#### EXCERPT PROVIDED ####

Tuesday, January 20, 2009

Hard Times Brings Boom in Personal Finance Books

We've seen the stock-market plunge, the foreclosures surge, the layoffs and the bankruptcies mount. Now comes the inevitable next stage of the economic downturn: a rash of personal-finance books that promise to help readers navigate their way through the rubble -- and even to prosper amid it.

To some observers, it's the surest sign yet that the worst is over.

In other respects, the actual usefulness of many of these books may be less than advertised. Some of the authors offer few specific tips, while others are substantially altering the advice they've served up in the recent past.

Financial gurus whose past books have highlighted low-money-down home-buying strategies and exotic mortgages are now stressing 20% down payments and standard fixed-rate loans. Market prognosticators are revising earlier bullish forecasts to fit the more-somber market mood. Other authors are packaging investment fundamentals into books that promise to help readers beat the current financial crisis.

#### INFORMATION SUPPLIED ####

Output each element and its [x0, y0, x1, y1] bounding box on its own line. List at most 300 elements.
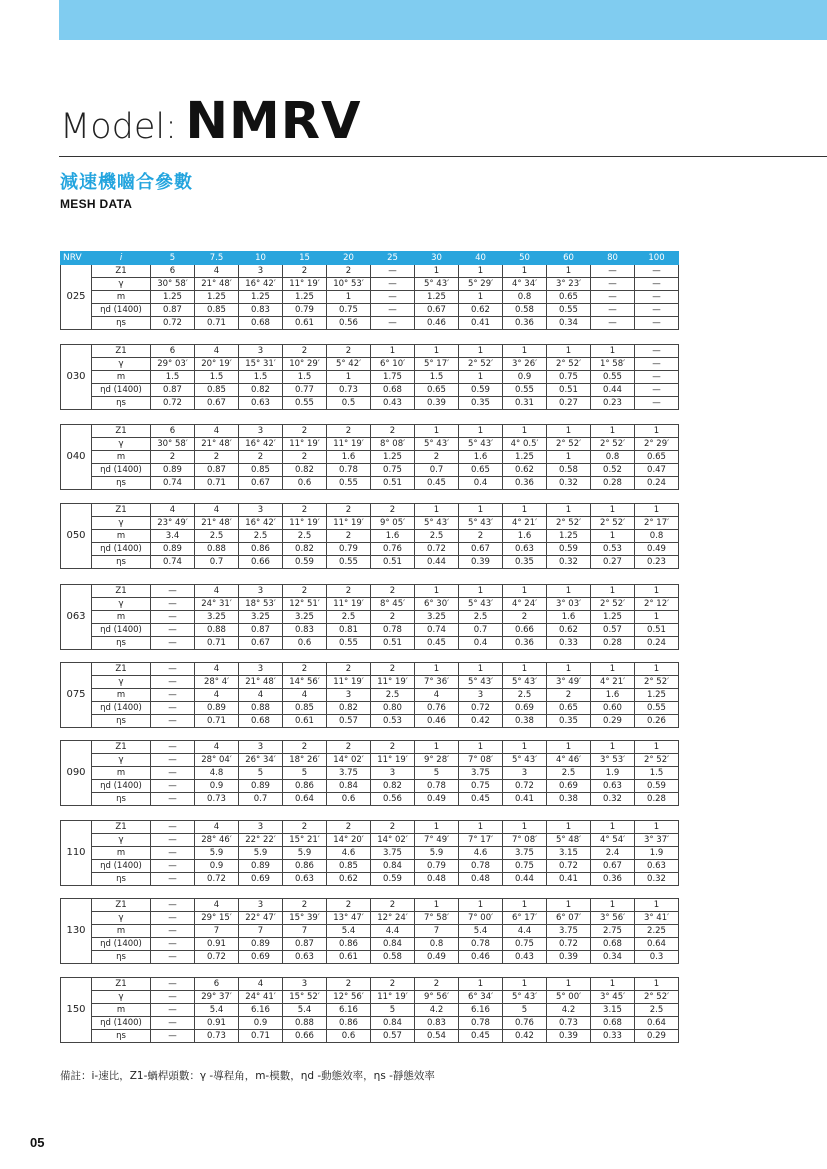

####

_EXERCISE TASK_
Quote the passage from the article on the boom in personal finance books, starting at "Tuesday, January 20, 2009" and ending at "the recent past.".

_ANSWER TO THE PROBLEM_
Tuesday, January 20, 2009

Hard Times Brings Boom in Personal Finance Books

We've seen the stock-market plunge, the foreclosures surge, the layoffs and the bankruptcies mount. Now comes the inevitable next stage of the economic downturn: a rash of personal-finance books that promise to help readers navigate their way through the rubble -- and even to prosper amid it.

To some observers, it's the surest sign yet that the worst is over.

In other respects, the actual usefulness of many of these books may be less than advertised. Some of the authors offer few specific tips, while others are substantially altering the advice they've served up in the recent past.